Exercise
Gather from the material every line that contains the string "title".

Data to use
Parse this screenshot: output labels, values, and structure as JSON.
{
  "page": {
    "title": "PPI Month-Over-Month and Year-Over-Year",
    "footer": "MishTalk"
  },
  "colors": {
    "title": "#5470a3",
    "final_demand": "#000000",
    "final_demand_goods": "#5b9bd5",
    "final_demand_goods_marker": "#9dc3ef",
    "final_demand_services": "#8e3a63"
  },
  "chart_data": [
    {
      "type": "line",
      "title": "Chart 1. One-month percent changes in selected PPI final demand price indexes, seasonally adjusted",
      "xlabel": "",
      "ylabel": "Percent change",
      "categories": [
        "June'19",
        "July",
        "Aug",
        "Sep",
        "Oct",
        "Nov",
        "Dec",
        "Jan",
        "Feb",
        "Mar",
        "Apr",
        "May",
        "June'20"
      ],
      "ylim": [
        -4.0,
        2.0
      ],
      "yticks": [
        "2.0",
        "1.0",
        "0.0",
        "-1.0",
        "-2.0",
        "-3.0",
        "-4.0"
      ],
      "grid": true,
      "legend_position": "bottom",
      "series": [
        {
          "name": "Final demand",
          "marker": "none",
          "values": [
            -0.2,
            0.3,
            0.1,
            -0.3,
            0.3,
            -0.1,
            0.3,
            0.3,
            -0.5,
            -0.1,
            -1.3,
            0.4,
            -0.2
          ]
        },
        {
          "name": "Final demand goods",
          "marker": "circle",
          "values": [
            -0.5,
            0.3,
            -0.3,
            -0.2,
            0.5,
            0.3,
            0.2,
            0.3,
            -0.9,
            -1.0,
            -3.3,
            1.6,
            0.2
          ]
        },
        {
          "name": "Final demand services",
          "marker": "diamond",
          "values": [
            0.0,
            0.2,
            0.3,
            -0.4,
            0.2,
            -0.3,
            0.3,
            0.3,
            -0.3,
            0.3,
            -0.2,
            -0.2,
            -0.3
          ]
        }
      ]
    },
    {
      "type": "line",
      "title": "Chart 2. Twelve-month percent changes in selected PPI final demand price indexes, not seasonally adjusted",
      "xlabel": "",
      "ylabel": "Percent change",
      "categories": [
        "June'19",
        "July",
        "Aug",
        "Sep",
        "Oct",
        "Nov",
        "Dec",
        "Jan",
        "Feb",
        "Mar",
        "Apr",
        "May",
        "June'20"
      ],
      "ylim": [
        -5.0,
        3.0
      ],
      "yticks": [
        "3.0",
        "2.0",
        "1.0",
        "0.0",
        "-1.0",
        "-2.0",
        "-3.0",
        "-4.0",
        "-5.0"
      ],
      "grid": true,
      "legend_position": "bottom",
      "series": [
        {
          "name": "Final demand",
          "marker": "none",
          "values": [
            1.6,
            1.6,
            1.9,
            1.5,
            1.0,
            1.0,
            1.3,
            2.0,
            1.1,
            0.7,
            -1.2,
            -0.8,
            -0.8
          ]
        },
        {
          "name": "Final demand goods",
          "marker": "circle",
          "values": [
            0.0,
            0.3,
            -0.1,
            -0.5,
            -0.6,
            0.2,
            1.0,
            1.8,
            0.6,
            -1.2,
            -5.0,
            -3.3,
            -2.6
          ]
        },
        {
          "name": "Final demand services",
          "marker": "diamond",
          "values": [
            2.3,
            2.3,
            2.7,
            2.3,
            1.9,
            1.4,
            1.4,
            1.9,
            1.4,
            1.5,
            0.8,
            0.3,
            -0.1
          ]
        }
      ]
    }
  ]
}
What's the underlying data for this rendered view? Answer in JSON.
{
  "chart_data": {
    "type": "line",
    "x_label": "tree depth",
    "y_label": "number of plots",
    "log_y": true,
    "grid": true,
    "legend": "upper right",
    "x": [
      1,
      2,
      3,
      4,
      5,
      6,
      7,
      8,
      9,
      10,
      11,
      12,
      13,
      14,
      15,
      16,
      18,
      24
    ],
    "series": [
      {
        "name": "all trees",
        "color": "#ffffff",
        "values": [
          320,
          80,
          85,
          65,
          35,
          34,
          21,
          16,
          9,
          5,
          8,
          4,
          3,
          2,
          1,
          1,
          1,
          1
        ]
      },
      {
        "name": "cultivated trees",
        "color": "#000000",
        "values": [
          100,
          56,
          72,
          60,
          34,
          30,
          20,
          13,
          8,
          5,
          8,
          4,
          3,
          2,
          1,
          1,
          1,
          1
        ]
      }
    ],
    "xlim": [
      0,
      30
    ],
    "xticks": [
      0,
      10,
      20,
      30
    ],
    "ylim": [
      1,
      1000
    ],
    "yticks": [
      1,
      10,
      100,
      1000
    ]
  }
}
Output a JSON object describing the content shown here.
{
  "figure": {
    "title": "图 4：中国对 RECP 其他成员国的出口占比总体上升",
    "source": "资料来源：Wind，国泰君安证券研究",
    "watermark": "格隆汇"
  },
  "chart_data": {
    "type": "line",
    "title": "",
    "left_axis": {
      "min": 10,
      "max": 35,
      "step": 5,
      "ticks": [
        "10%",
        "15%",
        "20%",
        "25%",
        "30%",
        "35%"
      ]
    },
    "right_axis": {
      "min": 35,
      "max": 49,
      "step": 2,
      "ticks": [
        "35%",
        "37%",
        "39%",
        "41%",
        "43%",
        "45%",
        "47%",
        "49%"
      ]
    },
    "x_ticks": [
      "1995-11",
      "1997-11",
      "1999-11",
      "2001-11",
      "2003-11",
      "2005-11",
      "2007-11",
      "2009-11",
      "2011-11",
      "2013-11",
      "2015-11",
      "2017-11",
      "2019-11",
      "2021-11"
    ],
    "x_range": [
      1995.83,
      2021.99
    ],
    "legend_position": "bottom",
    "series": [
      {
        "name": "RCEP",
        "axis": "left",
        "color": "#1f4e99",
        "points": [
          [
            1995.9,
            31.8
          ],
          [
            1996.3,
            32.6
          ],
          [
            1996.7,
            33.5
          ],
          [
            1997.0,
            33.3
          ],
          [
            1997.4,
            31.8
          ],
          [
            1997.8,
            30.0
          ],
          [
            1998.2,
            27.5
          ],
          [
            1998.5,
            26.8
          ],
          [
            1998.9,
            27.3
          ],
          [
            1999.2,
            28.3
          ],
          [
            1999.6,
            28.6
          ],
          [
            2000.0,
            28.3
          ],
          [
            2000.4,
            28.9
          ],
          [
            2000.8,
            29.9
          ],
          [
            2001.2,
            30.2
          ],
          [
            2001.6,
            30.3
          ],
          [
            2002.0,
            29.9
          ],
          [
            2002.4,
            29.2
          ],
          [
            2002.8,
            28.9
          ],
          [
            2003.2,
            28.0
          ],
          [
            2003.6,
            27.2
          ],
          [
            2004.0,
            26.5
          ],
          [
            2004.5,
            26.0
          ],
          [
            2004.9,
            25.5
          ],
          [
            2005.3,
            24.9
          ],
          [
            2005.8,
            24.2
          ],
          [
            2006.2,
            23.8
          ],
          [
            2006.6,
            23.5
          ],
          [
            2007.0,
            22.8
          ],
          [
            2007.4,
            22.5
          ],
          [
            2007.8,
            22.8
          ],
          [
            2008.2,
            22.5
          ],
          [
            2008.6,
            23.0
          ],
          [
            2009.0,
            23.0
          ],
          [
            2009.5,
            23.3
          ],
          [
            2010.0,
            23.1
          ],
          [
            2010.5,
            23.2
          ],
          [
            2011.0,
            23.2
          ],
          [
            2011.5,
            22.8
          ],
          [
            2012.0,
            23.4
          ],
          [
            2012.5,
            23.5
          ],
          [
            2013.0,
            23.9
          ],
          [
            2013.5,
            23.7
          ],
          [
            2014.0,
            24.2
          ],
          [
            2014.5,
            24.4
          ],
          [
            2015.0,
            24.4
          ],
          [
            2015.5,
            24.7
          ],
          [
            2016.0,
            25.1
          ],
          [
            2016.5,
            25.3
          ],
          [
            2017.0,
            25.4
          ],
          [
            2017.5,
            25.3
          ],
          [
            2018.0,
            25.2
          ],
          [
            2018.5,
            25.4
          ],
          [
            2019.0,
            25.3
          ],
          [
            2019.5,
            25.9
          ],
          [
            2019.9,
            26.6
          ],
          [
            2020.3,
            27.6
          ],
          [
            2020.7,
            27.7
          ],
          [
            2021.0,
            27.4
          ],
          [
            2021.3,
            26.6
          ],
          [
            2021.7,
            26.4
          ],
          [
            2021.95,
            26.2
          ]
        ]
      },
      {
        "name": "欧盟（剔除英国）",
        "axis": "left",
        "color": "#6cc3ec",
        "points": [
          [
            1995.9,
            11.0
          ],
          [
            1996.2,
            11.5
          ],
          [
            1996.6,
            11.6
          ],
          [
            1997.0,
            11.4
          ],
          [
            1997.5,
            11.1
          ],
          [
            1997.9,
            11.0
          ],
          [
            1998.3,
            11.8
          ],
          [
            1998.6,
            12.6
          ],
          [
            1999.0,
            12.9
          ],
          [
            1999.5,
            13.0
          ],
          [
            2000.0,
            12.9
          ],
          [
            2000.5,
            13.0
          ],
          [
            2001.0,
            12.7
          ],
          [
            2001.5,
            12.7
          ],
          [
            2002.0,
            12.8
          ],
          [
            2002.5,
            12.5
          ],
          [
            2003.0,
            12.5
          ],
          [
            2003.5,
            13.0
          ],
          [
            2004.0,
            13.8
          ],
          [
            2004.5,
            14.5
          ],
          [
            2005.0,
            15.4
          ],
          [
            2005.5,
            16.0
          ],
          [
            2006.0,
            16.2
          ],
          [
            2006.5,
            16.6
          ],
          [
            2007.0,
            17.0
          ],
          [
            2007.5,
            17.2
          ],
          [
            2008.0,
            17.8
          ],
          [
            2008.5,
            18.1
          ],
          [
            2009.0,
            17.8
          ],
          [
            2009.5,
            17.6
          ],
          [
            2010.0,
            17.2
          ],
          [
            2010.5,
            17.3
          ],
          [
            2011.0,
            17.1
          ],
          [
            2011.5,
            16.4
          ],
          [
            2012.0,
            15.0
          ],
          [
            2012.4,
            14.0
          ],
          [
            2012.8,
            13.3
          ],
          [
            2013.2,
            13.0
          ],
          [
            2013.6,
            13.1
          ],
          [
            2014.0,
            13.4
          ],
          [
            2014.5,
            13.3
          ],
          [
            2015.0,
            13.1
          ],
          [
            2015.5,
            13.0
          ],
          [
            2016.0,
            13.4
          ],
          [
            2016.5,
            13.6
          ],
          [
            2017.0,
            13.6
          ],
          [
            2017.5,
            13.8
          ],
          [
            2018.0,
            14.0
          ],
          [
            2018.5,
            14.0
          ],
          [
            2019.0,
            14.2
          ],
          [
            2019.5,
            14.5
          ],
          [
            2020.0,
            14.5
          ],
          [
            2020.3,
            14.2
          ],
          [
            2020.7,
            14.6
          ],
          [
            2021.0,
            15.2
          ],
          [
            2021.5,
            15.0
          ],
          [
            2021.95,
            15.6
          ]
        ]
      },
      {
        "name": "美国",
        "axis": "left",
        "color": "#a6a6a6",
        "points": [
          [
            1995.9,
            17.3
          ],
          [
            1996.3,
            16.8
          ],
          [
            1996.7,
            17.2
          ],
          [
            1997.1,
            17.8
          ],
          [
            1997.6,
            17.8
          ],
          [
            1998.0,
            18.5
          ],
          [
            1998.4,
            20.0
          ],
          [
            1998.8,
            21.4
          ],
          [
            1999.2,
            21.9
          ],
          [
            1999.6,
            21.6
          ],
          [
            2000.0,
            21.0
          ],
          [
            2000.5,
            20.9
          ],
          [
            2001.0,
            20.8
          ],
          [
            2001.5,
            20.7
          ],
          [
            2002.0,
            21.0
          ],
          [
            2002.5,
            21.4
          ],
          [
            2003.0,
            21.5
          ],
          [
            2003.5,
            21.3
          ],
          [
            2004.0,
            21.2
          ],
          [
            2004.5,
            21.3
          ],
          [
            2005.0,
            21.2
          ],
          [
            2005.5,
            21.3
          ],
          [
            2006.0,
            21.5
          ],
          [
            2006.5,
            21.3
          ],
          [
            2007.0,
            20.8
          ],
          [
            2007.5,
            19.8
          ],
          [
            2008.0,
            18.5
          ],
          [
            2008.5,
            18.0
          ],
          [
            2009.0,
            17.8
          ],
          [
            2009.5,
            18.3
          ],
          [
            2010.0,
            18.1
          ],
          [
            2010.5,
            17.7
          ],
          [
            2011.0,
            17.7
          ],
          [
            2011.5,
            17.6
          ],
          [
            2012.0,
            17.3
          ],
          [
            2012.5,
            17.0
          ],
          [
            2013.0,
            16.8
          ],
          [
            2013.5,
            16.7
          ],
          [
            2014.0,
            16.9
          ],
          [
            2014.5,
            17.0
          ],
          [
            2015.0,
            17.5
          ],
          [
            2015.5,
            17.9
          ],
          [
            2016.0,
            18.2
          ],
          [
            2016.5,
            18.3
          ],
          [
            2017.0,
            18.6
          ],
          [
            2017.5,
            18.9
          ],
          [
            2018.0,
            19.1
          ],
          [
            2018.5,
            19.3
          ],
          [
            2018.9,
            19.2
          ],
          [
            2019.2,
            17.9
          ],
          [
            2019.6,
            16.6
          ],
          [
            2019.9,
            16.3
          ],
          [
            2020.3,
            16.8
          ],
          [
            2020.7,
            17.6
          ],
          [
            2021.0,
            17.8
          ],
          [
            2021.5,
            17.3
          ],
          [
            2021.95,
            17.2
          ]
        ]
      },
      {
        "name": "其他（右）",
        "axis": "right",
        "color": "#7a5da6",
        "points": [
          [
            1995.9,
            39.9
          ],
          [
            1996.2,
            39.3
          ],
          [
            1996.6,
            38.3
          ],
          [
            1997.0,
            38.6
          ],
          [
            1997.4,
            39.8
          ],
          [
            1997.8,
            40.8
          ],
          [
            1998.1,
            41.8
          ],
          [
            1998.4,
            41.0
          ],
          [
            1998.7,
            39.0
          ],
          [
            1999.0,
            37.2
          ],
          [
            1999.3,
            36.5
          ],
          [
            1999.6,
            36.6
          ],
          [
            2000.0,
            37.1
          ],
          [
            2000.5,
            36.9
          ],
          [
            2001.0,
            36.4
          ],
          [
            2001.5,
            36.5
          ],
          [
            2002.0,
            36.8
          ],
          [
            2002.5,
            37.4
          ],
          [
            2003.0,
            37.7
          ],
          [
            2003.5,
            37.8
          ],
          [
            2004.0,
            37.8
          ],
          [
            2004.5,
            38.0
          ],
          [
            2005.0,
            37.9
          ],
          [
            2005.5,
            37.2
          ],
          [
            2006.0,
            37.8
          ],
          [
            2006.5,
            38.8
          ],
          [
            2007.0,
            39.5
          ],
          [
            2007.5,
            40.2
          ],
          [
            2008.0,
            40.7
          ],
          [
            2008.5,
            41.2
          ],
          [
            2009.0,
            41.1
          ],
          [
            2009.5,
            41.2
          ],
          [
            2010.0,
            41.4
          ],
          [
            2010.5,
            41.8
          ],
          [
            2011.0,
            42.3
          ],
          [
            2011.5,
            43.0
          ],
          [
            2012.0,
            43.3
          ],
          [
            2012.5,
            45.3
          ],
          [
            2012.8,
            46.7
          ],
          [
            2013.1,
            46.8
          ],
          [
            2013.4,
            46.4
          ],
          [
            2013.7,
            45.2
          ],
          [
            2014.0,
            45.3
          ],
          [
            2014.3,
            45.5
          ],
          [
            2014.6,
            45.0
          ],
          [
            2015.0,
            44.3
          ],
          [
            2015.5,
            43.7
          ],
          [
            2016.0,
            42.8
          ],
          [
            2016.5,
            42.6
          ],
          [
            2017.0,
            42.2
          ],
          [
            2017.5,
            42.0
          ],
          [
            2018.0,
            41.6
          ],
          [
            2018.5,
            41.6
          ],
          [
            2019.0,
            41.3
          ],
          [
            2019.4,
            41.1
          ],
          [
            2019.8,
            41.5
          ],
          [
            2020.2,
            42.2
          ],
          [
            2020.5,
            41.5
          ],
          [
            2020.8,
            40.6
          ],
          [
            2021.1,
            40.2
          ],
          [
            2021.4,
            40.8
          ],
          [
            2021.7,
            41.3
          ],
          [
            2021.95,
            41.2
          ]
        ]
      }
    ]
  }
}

Completed task
    "title": "PPI Month-Over-Month and Year-Over-Year",
    "title": "#5470a3",
      "title": "Chart 1. One-month percent changes in selected PPI final demand price indexes, seasonally adjusted",
      "title": "Chart 2. Twelve-month percent changes in selected PPI final demand price indexes, not seasonally adjusted",
    "title": "图 4：中国对 RECP 其他成员国的出口占比总体上升",
    "title": "",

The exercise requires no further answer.